§ **What you are asked to do**:
Omit the pictures from the entries below and retype everything else exactly.

(Stored entries)
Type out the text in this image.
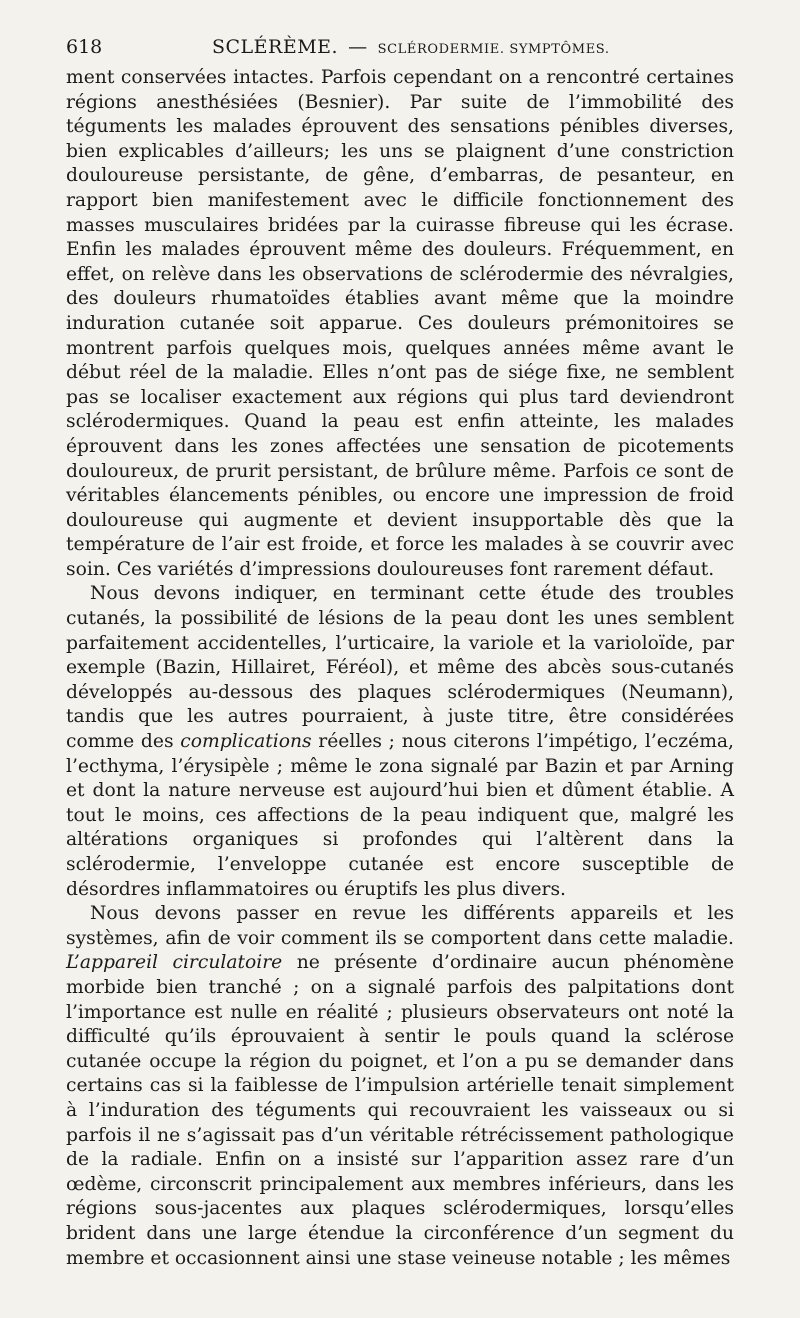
618	SCLÉRÈME. — SCLÉRODERMIE. SYMPTÔMES.

ment conservées intactes. Parfois cependant on a rencontré certaines régions anesthésiées (Besnier). Par suite de l’immobilité des téguments les malades éprouvent des sensations pénibles diverses, bien explicables d’ailleurs; les uns se plaignent d’une constriction douloureuse persistante, de gêne, d’embarras, de pesanteur, en rapport bien manifestement avec le difficile fonctionnement des masses musculaires bridées par la cuirasse fibreuse qui les écrase. Enfin les malades éprouvent même des douleurs. Fréquemment, en effet, on relève dans les observations de sclérodermie des névralgies, des douleurs rhumatoïdes établies avant même que la moindre induration cutanée soit apparue. Ces douleurs prémonitoires se montrent parfois quelques mois, quelques années même avant le début réel de la maladie. Elles n’ont pas de siége fixe, ne semblent pas se localiser exactement aux régions qui plus tard deviendront sclérodermiques. Quand la peau est enfin atteinte, les malades éprouvent dans les zones affectées une sensation de picotements douloureux, de prurit persistant, de brûlure même. Parfois ce sont de véritables élancements pénibles, ou encore une impression de froid douloureuse qui augmente et devient insupportable dès que la température de l’air est froide, et force les malades à se couvrir avec soin. Ces variétés d’impressions douloureuses font rarement défaut.

Nous devons indiquer, en terminant cette étude des troubles cutanés, la possibilité de lésions de la peau dont les unes semblent parfaitement accidentelles, l’urticaire, la variole et la varioloïde, par exemple (Bazin, Hillairet, Féréol), et même des abcès sous-cutanés développés au-dessous des plaques sclérodermiques (Neumann), tandis que les autres pourraient, à juste titre, être considérées comme des complications réelles ; nous citerons l’impétigo, l’eczéma, l’ecthyma, l’érysipèle ; même le zona signalé par Bazin et par Arning et dont la nature nerveuse est aujourd’hui bien et dûment établie. A tout le moins, ces affections de la peau indiquent que, malgré les altérations organiques si profondes qui l’altèrent dans la sclérodermie, l’enveloppe cutanée est encore susceptible de désordres inflammatoires ou éruptifs les plus divers.

Nous devons passer en revue les différents appareils et les systèmes, afin de voir comment ils se comportent dans cette maladie. L’appareil circulatoire ne présente d’ordinaire aucun phénomène morbide bien tranché ; on a signalé parfois des palpitations dont l’importance est nulle en réalité ; plusieurs observateurs ont noté la difficulté qu’ils éprouvaient à sentir le pouls quand la sclérose cutanée occupe la région du poignet, et l’on a pu se demander dans certains cas si la faiblesse de l’impulsion artérielle tenait simplement à l’induration des téguments qui recouvraient les vaisseaux ou si parfois il ne s’agissait pas d’un véritable rétrécissement pathologique de la radiale. Enfin on a insisté sur l’apparition assez rare d’un œdème, circonscrit principalement aux membres inférieurs, dans les régions sous-jacentes aux plaques sclérodermiques, lorsqu’elles brident dans une large étendue la circonférence d’un segment du membre et occasionnent ainsi une stase veineuse notable ; les mêmes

§ **Exercise answer**:
Type out the text in this image.
618	SCLÉRÈME. — SCLÉRODERMIE. SYMPTÔMES.

ment conservées intactes. Parfois cependant on a rencontré certaines régions anesthésiées (Besnier). Par suite de l’immobilité des téguments les malades éprouvent des sensations pénibles diverses, bien explicables d’ailleurs; les uns se plaignent d’une constriction douloureuse persistante, de gêne, d’embarras, de pesanteur, en rapport bien manifestement avec le difficile fonctionnement des masses musculaires bridées par la cuirasse fibreuse qui les écrase. Enfin les malades éprouvent même des douleurs. Fréquemment, en effet, on relève dans les observations de sclérodermie des névralgies, des douleurs rhumatoïdes établies avant même que la moindre induration cutanée soit apparue. Ces douleurs prémonitoires se montrent parfois quelques mois, quelques années même avant le début réel de la maladie. Elles n’ont pas de siége fixe, ne semblent pas se localiser exactement aux régions qui plus tard deviendront sclérodermiques. Quand la peau est enfin atteinte, les malades éprouvent dans les zones affectées une sensation de picotements douloureux, de prurit persistant, de brûlure même. Parfois ce sont de véritables élancements pénibles, ou encore une impression de froid douloureuse qui augmente et devient insupportable dès que la température de l’air est froide, et force les malades à se couvrir avec soin. Ces variétés d’impressions douloureuses font rarement défaut.

Nous devons indiquer, en terminant cette étude des troubles cutanés, la possibilité de lésions de la peau dont les unes semblent parfaitement accidentelles, l’urticaire, la variole et la varioloïde, par exemple (Bazin, Hillairet, Féréol), et même des abcès sous-cutanés développés au-dessous des plaques sclérodermiques (Neumann), tandis que les autres pourraient, à juste titre, être considérées comme des complications réelles ; nous citerons l’impétigo, l’eczéma, l’ecthyma, l’érysipèle ; même le zona signalé par Bazin et par Arning et dont la nature nerveuse est aujourd’hui bien et dûment établie. A tout le moins, ces affections de la peau indiquent que, malgré les altérations organiques si profondes qui l’altèrent dans la sclérodermie, l’enveloppe cutanée est encore susceptible de désordres inflammatoires ou éruptifs les plus divers.

Nous devons passer en revue les différents appareils et les systèmes, afin de voir comment ils se comportent dans cette maladie. L’appareil circulatoire ne présente d’ordinaire aucun phénomène morbide bien tranché ; on a signalé parfois des palpitations dont l’importance est nulle en réalité ; plusieurs observateurs ont noté la difficulté qu’ils éprouvaient à sentir le pouls quand la sclérose cutanée occupe la région du poignet, et l’on a pu se demander dans certains cas si la faiblesse de l’impulsion artérielle tenait simplement à l’induration des téguments qui recouvraient les vaisseaux ou si parfois il ne s’agissait pas d’un véritable rétrécissement pathologique de la radiale. Enfin on a insisté sur l’apparition assez rare d’un œdème, circonscrit principalement aux membres inférieurs, dans les régions sous-jacentes aux plaques sclérodermiques, lorsqu’elles brident dans une large étendue la circonférence d’un segment du membre et occasionnent ainsi une stase veineuse notable ; les mêmes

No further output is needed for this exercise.